■ Challenge
Set down the full listing exactly, character for character.

■ Task inputs
* * * *

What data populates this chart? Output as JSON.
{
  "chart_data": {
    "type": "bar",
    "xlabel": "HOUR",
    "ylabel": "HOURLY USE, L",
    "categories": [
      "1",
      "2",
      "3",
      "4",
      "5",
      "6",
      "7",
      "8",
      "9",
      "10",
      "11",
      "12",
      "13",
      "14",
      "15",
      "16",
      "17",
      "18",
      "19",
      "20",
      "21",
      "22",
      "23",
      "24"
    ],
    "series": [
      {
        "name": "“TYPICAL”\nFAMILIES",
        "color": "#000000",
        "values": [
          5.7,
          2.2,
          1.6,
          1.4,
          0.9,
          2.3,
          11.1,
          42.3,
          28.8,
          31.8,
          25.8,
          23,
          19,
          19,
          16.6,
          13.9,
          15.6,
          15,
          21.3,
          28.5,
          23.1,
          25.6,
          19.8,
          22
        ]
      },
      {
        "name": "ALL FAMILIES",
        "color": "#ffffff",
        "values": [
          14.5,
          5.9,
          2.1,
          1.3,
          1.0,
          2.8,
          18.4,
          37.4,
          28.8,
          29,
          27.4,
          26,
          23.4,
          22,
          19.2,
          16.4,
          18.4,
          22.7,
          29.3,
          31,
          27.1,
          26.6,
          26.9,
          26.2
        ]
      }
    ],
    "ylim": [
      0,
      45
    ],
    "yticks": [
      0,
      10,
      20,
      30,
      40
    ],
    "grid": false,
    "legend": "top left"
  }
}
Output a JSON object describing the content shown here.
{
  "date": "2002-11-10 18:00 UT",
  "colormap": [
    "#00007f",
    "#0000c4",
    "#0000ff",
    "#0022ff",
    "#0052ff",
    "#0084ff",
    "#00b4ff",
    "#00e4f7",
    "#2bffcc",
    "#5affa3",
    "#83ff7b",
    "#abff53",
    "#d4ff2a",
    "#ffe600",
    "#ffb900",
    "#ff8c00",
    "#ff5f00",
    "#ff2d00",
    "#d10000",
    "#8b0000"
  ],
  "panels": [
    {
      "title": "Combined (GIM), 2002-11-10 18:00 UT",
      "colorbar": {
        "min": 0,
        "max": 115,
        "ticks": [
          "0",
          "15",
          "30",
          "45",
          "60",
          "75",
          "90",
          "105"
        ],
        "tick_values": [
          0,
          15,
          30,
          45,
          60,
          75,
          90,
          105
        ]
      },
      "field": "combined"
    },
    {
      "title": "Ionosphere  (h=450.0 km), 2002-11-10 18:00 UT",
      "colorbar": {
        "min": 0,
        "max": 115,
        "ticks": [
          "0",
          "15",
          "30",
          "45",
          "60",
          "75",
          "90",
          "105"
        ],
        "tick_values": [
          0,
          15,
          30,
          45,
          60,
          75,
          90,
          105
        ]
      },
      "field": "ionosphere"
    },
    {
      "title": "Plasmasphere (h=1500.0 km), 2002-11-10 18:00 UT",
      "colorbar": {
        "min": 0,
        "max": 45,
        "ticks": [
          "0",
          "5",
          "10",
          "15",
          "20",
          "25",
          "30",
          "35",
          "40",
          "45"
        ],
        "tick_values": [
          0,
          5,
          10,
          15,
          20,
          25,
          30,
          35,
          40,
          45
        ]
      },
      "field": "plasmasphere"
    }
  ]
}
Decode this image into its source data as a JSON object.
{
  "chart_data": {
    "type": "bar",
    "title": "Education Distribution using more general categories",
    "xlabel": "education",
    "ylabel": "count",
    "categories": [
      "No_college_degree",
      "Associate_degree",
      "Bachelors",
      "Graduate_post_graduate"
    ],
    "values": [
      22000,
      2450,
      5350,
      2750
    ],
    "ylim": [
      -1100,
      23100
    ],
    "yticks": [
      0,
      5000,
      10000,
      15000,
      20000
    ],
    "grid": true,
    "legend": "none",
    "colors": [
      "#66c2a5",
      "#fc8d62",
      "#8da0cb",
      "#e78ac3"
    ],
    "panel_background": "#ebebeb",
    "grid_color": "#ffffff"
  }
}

* * * *

■ The answer
What data populates this chart? Output as JSON.
{
  "chart_data": {
    "type": "bar",
    "xlabel": "HOUR",
    "ylabel": "HOURLY USE, L",
    "categories": [
      "1",
      "2",
      "3",
      "4",
      "5",
      "6",
      "7",
      "8",
      "9",
      "10",
      "11",
      "12",
      "13",
      "14",
      "15",
      "16",
      "17",
      "18",
      "19",
      "20",
      "21",
      "22",
      "23",
      "24"
    ],
    "series": [
      {
        "name": "“TYPICAL”\nFAMILIES",
        "color": "#000000",
        "values": [
          5.7,
          2.2,
          1.6,
          1.4,
          0.9,
          2.3,
          11.1,
          42.3,
          28.8,
          31.8,
          25.8,
          23,
          19,
          19,
          16.6,
          13.9,
          15.6,
          15,
          21.3,
          28.5,
          23.1,
          25.6,
          19.8,
          22
        ]
      },
      {
        "name": "ALL FAMILIES",
        "color": "#ffffff",
        "values": [
          14.5,
          5.9,
          2.1,
          1.3,
          1.0,
          2.8,
          18.4,
          37.4,
          28.8,
          29,
          27.4,
          26,
          23.4,
          22,
          19.2,
          16.4,
          18.4,
          22.7,
          29.3,
          31,
          27.1,
          26.6,
          26.9,
          26.2
        ]
      }
    ],
    "ylim": [
      0,
      45
    ],
    "yticks": [
      0,
      10,
      20,
      30,
      40
    ],
    "grid": false,
    "legend": "top left"
  }
}
Output a JSON object describing the content shown here.
{
  "date": "2002-11-10 18:00 UT",
  "colormap": [
    "#00007f",
    "#0000c4",
    "#0000ff",
    "#0022ff",
    "#0052ff",
    "#0084ff",
    "#00b4ff",
    "#00e4f7",
    "#2bffcc",
    "#5affa3",
    "#83ff7b",
    "#abff53",
    "#d4ff2a",
    "#ffe600",
    "#ffb900",
    "#ff8c00",
    "#ff5f00",
    "#ff2d00",
    "#d10000",
    "#8b0000"
  ],
  "panels": [
    {
      "title": "Combined (GIM), 2002-11-10 18:00 UT",
      "colorbar": {
        "min": 0,
        "max": 115,
        "ticks": [
          "0",
          "15",
          "30",
          "45",
          "60",
          "75",
          "90",
          "105"
        ],
        "tick_values": [
          0,
          15,
          30,
          45,
          60,
          75,
          90,
          105
        ]
      },
      "field": "combined"
    },
    {
      "title": "Ionosphere  (h=450.0 km), 2002-11-10 18:00 UT",
      "colorbar": {
        "min": 0,
        "max": 115,
        "ticks": [
          "0",
          "15",
          "30",
          "45",
          "60",
          "75",
          "90",
          "105"
        ],
        "tick_values": [
          0,
          15,
          30,
          45,
          60,
          75,
          90,
          105
        ]
      },
      "field": "ionosphere"
    },
    {
      "title": "Plasmasphere (h=1500.0 km), 2002-11-10 18:00 UT",
      "colorbar": {
        "min": 0,
        "max": 45,
        "ticks": [
          "0",
          "5",
          "10",
          "15",
          "20",
          "25",
          "30",
          "35",
          "40",
          "45"
        ],
        "tick_values": [
          0,
          5,
          10,
          15,
          20,
          25,
          30,
          35,
          40,
          45
        ]
      },
      "field": "plasmasphere"
    }
  ]
}
Decode this image into its source data as a JSON object.
{
  "chart_data": {
    "type": "bar",
    "title": "Education Distribution using more general categories",
    "xlabel": "education",
    "ylabel": "count",
    "categories": [
      "No_college_degree",
      "Associate_degree",
      "Bachelors",
      "Graduate_post_graduate"
    ],
    "values": [
      22000,
      2450,
      5350,
      2750
    ],
    "ylim": [
      -1100,
      23100
    ],
    "yticks": [
      0,
      5000,
      10000,
      15000,
      20000
    ],
    "grid": true,
    "legend": "none",
    "colors": [
      "#66c2a5",
      "#fc8d62",
      "#8da0cb",
      "#e78ac3"
    ],
    "panel_background": "#ebebeb",
    "grid_color": "#ffffff"
  }
}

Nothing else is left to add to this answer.